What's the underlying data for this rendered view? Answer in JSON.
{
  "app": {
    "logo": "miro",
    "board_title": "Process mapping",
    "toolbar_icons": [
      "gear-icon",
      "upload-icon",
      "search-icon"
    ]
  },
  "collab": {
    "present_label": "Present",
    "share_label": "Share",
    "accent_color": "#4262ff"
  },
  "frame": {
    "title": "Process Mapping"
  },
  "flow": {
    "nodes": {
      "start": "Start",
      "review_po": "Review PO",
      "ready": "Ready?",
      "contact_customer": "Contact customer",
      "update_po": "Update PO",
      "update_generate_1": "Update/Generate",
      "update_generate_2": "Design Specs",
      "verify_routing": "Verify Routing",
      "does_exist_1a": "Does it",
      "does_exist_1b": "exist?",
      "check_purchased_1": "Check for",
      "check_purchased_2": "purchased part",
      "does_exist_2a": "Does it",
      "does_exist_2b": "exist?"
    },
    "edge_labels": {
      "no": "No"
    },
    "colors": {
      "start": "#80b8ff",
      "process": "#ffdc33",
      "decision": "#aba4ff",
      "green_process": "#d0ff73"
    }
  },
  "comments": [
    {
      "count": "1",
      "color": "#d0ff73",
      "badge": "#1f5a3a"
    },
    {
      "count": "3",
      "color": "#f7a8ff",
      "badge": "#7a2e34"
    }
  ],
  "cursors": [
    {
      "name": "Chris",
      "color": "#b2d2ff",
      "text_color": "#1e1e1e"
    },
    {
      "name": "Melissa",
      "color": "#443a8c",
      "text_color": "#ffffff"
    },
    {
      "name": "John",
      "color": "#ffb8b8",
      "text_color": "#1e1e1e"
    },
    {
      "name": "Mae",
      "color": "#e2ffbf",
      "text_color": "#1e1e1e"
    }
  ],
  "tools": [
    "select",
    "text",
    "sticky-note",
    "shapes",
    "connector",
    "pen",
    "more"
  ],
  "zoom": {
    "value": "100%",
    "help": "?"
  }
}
------------------------------------------------------------------------
■ WRITTEN INSTRUCTION
Reproduce all the records precisely.

■ OUTPUT BELOW
What's the underlying data for this rendered view? Answer in JSON.
{
  "app": {
    "logo": "miro",
    "board_title": "Process mapping",
    "toolbar_icons": [
      "gear-icon",
      "upload-icon",
      "search-icon"
    ]
  },
  "collab": {
    "present_label": "Present",
    "share_label": "Share",
    "accent_color": "#4262ff"
  },
  "frame": {
    "title": "Process Mapping"
  },
  "flow": {
    "nodes": {
      "start": "Start",
      "review_po": "Review PO",
      "ready": "Ready?",
      "contact_customer": "Contact customer",
      "update_po": "Update PO",
      "update_generate_1": "Update/Generate",
      "update_generate_2": "Design Specs",
      "verify_routing": "Verify Routing",
      "does_exist_1a": "Does it",
      "does_exist_1b": "exist?",
      "check_purchased_1": "Check for",
      "check_purchased_2": "purchased part",
      "does_exist_2a": "Does it",
      "does_exist_2b": "exist?"
    },
    "edge_labels": {
      "no": "No"
    },
    "colors": {
      "start": "#80b8ff",
      "process": "#ffdc33",
      "decision": "#aba4ff",
      "green_process": "#d0ff73"
    }
  },
  "comments": [
    {
      "count": "1",
      "color": "#d0ff73",
      "badge": "#1f5a3a"
    },
    {
      "count": "3",
      "color": "#f7a8ff",
      "badge": "#7a2e34"
    }
  ],
  "cursors": [
    {
      "name": "Chris",
      "color": "#b2d2ff",
      "text_color": "#1e1e1e"
    },
    {
      "name": "Melissa",
      "color": "#443a8c",
      "text_color": "#ffffff"
    },
    {
      "name": "John",
      "color": "#ffb8b8",
      "text_color": "#1e1e1e"
    },
    {
      "name": "Mae",
      "color": "#e2ffbf",
      "text_color": "#1e1e1e"
    }
  ],
  "tools": [
    "select",
    "text",
    "sticky-note",
    "shapes",
    "connector",
    "pen",
    "more"
  ],
  "zoom": {
    "value": "100%",
    "help": "?"
  }
}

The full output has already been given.